=== Given request ===
Pull out every line with the word "from".

-- start of Raw records --

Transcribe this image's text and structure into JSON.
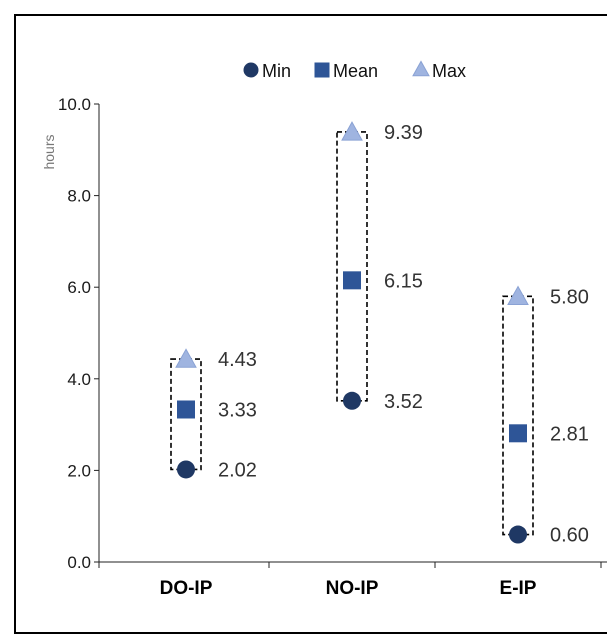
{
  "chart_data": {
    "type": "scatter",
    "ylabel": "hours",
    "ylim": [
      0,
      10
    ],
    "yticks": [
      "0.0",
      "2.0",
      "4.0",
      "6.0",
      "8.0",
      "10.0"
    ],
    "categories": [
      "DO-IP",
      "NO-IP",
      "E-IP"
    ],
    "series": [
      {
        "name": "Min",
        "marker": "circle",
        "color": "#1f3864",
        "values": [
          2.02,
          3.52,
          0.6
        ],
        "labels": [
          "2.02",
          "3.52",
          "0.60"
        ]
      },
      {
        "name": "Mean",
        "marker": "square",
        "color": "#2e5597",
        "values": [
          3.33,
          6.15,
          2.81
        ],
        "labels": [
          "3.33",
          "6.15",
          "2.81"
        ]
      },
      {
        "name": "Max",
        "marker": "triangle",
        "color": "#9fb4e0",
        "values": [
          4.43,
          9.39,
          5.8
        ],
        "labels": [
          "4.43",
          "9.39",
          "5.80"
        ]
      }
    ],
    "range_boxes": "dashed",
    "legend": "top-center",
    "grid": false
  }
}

-- end of Raw records --
-- start of Raw records --

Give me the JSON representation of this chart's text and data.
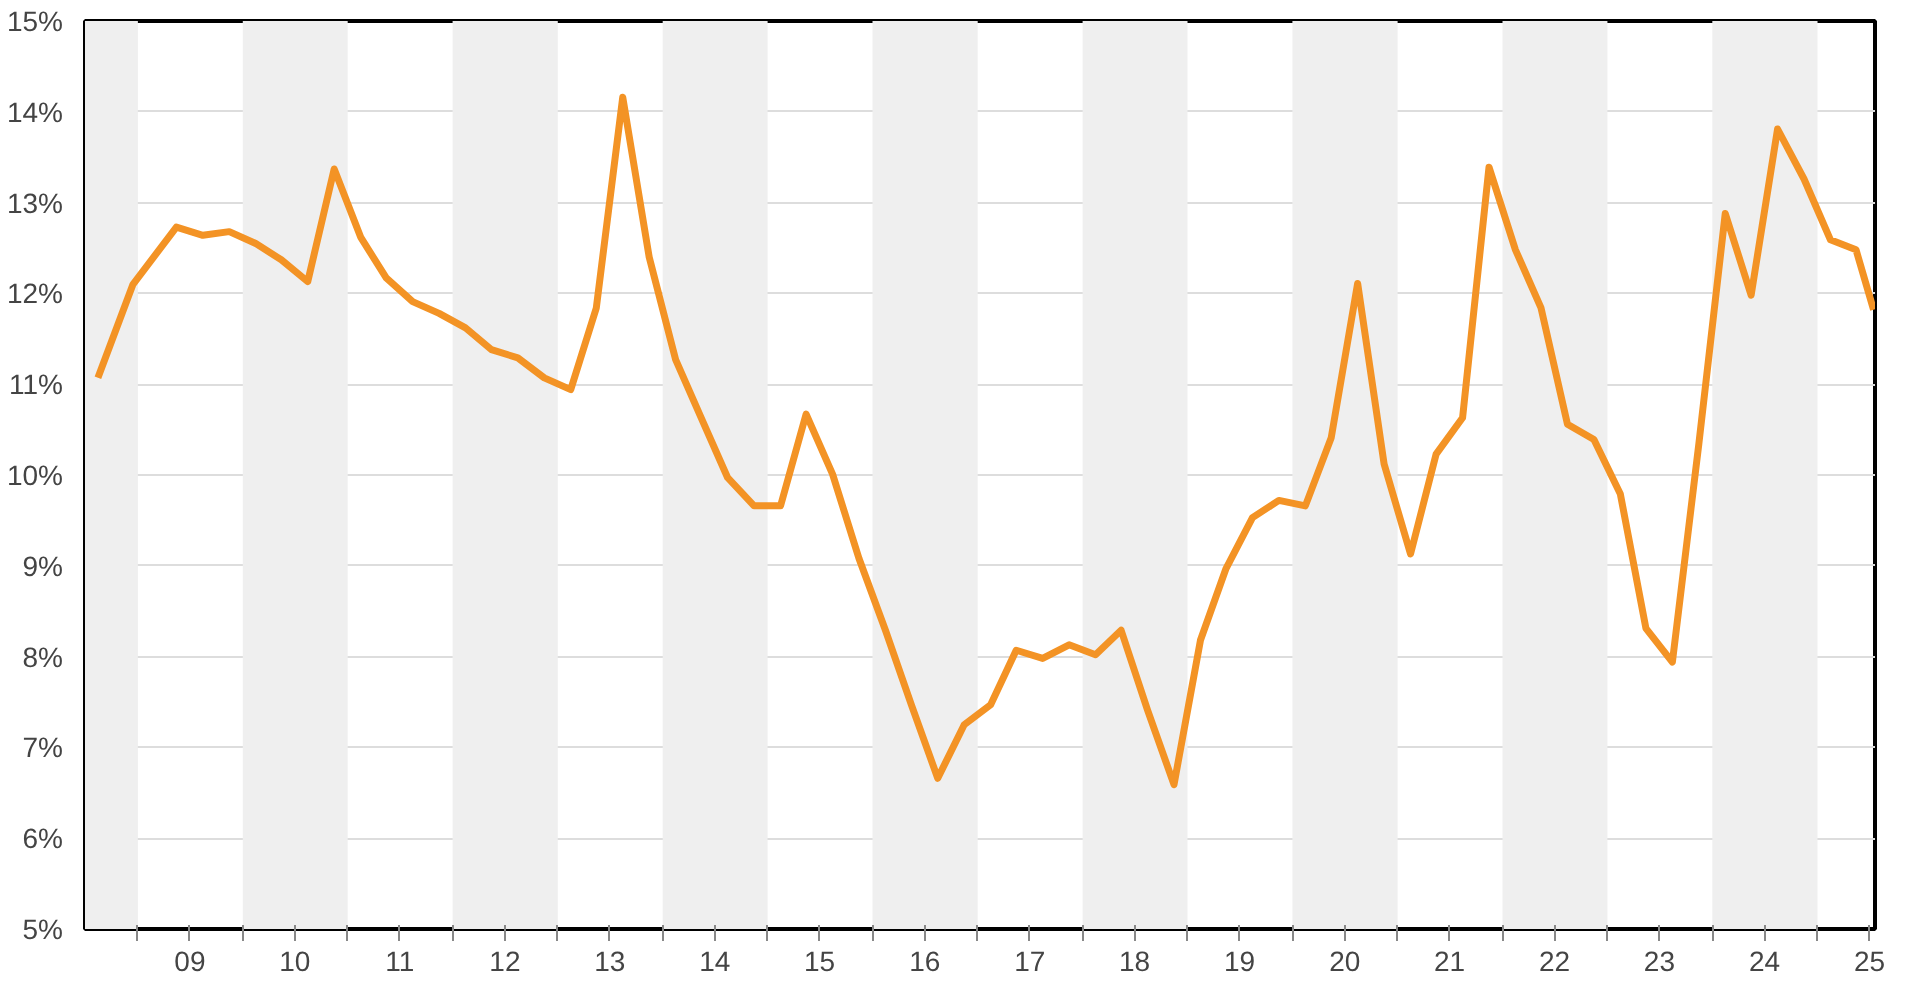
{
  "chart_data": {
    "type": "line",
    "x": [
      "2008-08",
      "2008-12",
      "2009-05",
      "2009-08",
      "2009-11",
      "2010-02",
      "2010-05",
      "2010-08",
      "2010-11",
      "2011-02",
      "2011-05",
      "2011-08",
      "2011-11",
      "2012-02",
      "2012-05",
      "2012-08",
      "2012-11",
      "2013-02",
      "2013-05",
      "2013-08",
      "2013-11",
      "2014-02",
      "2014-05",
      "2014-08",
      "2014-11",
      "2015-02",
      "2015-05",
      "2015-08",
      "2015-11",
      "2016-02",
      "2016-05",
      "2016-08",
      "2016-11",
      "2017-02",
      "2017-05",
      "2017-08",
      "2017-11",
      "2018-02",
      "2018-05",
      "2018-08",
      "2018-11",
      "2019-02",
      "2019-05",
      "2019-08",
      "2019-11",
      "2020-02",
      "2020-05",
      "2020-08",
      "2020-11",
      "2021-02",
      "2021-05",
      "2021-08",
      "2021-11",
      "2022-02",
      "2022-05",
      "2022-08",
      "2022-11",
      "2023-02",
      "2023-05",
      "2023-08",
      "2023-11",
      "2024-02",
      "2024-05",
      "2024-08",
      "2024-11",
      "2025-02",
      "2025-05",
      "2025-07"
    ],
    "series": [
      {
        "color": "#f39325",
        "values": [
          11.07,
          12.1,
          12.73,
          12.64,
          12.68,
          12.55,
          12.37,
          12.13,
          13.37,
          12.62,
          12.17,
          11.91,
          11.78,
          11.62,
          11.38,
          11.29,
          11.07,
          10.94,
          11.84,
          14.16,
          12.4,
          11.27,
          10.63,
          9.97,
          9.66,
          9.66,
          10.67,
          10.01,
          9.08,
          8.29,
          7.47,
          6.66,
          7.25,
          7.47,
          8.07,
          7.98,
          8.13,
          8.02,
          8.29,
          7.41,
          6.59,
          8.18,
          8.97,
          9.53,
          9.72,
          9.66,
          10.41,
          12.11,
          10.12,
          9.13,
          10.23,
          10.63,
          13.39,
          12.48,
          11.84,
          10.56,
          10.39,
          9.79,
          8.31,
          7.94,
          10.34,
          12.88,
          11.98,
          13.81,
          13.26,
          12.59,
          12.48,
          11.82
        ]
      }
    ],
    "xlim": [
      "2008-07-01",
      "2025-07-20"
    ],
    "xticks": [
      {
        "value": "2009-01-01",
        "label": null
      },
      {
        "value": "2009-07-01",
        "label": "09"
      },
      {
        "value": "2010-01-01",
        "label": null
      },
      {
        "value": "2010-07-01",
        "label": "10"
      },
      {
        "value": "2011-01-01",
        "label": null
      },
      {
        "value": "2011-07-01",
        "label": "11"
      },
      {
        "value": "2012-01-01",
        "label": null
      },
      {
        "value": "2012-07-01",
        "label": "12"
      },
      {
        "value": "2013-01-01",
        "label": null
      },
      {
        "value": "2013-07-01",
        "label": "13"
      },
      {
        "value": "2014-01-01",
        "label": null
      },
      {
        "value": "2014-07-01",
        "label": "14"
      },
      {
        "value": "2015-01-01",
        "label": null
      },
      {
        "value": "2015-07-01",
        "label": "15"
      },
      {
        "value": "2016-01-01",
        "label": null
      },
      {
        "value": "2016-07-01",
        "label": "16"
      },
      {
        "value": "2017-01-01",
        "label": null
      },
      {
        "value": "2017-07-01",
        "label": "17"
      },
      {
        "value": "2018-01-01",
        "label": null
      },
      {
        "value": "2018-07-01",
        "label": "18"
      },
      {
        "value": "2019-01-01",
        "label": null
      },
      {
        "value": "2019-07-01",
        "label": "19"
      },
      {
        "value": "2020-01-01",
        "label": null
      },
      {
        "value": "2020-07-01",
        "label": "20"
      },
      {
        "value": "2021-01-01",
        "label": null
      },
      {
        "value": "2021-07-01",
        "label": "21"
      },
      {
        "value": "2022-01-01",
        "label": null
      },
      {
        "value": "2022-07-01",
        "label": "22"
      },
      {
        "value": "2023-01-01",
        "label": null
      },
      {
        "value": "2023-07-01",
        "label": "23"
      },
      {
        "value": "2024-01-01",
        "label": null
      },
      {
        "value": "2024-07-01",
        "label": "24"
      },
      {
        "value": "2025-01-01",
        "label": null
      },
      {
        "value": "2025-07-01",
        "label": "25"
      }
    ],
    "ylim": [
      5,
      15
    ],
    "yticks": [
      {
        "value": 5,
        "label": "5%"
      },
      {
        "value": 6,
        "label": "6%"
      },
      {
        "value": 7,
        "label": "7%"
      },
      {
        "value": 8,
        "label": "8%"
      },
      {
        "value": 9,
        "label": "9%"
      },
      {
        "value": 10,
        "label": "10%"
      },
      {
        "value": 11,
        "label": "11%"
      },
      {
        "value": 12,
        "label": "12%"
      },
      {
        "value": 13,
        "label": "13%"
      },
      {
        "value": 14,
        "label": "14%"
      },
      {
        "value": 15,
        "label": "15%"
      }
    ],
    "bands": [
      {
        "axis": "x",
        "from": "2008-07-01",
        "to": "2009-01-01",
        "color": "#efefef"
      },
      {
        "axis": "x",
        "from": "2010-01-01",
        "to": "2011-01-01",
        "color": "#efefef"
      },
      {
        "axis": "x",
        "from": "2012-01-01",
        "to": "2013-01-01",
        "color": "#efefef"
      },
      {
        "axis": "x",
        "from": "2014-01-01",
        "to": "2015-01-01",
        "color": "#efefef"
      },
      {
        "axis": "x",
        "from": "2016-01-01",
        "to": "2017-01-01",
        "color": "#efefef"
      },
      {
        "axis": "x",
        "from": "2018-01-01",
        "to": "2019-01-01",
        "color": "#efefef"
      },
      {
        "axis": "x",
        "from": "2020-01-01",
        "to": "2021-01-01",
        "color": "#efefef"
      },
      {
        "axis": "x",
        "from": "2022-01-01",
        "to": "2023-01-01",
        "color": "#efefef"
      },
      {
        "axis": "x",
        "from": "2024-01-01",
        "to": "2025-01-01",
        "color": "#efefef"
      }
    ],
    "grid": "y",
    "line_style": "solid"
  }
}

-- end of Raw records --

=== Finished exercise ===
        "from": "2008-07-01",
        "from": "2010-01-01",
        "from": "2012-01-01",
        "from": "2014-01-01",
        "from": "2016-01-01",
        "from": "2018-01-01",
        "from": "2020-01-01",
        "from": "2022-01-01",
        "from": "2024-01-01",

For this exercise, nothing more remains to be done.